UE : coupes dans les budgets de la culture

Le Guardian, repris par divers journaux européens, dont Le Monde, a pris une intéressante initiative, peut-être fortement significative : recenser lieux culturels européens frappés par les restrictions budgétaires, qu’il s’agisse de projets ou de formations, troupes, lieux lourdement subventionnés ou d’établissements privés acculés à la faillite. La recension initiale est parlante : l’Allemagne et le Royaume-Uni se serrent davantage la ceinture que les pays encore davantage frappés par la crise économique.

C’est dommage, cette carte évolutive ne porte que sur les lieux culturels (musées, théâtres, galeries, orchestres, troupes ou conservatoires et projets saisonniers). Pour les divers domaines sportifs, rien. Évidemment, nous vivons « l’euphorie » des Jeux Olympiques et tous les quatre ans, c’est la même chose. Un pays se classe bien au palmarès des médailles ? C’est bien la preuve qu’il faut consacrer plus de fonds aux diverses disciplines pour améliorer les performances. C’est un fiasco ? C’est bien la preuve que les pouvoirs publics n’en font pas assez pour les sportifs de haut-niveau et leur possible relève.
Vérifiez dans la presse internationale, le scénario, de JO en JO, est toujours le même. Il n’y a guère que la voix discordante de l’Australie, en passe d’être reléguée par l’Italie à la septième place pour le nombre des médailles (la France espère encore une cinquième place) où les opinions sont partagées. Les fonds sont peut-être mal employés en Australie et des pays moins bien dotés font mieux avec beaucoup moins.

-------------------------

**PROBLÈME A**
Réécrivez sous forme de liste numérotée les lignes des enregistrements, de la première jusqu'à la ligne contenant « hour-label: 06 <box>464 531 481 546</box> », toutes deux comprises, en omettant les lignes vides.

**DONNÉES**
-------------------------

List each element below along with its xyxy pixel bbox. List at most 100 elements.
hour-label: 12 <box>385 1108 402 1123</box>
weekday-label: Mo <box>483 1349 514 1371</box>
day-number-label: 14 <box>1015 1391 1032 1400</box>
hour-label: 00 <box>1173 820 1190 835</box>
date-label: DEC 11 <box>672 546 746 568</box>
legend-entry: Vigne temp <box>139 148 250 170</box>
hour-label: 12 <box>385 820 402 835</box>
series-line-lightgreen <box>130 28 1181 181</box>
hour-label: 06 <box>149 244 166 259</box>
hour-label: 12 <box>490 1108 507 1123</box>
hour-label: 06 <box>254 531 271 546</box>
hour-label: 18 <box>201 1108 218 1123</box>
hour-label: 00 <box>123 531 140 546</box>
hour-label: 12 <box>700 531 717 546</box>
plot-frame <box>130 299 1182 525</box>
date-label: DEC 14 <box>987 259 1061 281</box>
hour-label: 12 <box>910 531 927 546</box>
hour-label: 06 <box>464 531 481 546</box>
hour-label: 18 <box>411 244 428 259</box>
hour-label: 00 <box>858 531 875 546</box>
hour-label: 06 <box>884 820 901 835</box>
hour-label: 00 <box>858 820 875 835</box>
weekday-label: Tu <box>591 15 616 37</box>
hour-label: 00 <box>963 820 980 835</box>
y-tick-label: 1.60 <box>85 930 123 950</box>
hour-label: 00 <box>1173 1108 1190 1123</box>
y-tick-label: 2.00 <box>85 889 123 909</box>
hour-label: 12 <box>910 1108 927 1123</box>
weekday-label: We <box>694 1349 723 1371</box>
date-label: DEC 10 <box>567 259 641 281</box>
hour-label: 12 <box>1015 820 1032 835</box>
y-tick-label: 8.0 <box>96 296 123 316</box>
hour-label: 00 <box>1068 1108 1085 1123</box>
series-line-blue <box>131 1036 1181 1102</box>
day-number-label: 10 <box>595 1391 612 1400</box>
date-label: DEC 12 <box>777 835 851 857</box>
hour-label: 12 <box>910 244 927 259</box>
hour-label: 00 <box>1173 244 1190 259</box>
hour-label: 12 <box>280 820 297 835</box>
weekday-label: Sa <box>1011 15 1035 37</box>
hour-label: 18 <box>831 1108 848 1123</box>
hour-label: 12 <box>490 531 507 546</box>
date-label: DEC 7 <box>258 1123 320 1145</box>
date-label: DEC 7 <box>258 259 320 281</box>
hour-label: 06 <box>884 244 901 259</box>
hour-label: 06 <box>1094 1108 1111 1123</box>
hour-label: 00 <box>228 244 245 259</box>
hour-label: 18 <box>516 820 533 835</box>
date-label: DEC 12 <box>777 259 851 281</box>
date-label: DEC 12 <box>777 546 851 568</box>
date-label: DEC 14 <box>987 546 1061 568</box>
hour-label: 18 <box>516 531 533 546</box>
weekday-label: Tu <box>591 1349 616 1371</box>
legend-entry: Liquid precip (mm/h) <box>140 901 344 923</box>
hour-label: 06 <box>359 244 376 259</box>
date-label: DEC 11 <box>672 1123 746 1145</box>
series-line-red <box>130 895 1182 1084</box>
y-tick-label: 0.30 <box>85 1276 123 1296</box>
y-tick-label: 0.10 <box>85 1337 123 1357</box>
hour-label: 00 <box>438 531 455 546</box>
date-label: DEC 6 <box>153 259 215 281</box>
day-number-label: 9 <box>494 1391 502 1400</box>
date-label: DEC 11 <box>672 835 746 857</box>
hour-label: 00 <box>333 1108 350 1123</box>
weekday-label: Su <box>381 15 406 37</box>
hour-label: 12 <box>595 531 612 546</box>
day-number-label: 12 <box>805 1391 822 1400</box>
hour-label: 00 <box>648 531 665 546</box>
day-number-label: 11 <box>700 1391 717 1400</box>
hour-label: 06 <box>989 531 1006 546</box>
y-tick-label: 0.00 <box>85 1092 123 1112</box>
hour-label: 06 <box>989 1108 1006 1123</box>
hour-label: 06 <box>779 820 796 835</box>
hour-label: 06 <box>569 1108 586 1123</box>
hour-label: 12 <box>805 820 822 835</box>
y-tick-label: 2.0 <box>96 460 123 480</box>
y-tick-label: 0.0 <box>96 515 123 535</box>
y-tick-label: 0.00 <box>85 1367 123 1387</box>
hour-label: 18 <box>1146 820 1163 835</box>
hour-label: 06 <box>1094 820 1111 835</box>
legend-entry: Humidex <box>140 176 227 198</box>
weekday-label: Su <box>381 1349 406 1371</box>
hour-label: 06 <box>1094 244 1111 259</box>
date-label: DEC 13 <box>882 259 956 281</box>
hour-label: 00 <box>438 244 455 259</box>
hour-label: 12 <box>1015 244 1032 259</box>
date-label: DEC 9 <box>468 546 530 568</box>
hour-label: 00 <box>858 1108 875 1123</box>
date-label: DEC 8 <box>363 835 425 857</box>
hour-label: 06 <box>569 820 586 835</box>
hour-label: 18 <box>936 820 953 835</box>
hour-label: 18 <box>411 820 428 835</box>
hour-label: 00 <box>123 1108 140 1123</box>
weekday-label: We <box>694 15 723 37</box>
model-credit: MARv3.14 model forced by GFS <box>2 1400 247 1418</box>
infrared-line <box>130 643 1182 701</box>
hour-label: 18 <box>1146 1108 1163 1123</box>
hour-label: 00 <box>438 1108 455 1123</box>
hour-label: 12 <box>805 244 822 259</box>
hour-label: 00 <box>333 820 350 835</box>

-------------------------

**PROBLÈME B**
Répondez aux questions suivantes d'après le texte donné.
(i) Quel journal a pris l'initiative de recenser les lieux culturels européens touchés par les restrictions budgétaires ?
(ii) Selon la recension initiale, quels pays se serrent davantage la ceinture ?
(iii) Quelle place la France espère-t-elle encore pour le nombre des médailles ?

**RÉPONSE RÉDIGÉE A**
1. List each element below along with its xyxy pixel bbox. List at most 100 elements.
2. hour-label: 12 <box>385 1108 402 1123</box>
3. weekday-label: Mo <box>483 1349 514 1371</box>
4. day-number-label: 14 <box>1015 1391 1032 1400</box>
5. hour-label: 00 <box>1173 820 1190 835</box>
6. date-label: DEC 11 <box>672 546 746 568</box>
7. legend-entry: Vigne temp <box>139 148 250 170</box>
8. hour-label: 12 <box>385 820 402 835</box>
9. series-line-lightgreen <box>130 28 1181 181</box>
10. hour-label: 06 <box>149 244 166 259</box>
11. hour-label: 12 <box>490 1108 507 1123</box>
12. hour-label: 06 <box>254 531 271 546</box>
13. hour-label: 18 <box>201 1108 218 1123</box>
14. hour-label: 00 <box>123 531 140 546</box>
15. hour-label: 12 <box>700 531 717 546</box>
16. plot-frame <box>130 299 1182 525</box>
17. date-label: DEC 14 <box>987 259 1061 281</box>
18. hour-label: 12 <box>910 531 927 546</box>
19. hour-label: 06 <box>464 531 481 546</box>

**RÉPONSE RÉDIGÉE B**
(i) Le Guardian.
(ii) L'Allemagne et le Royaume-Uni.
(iii) Une cinquième place.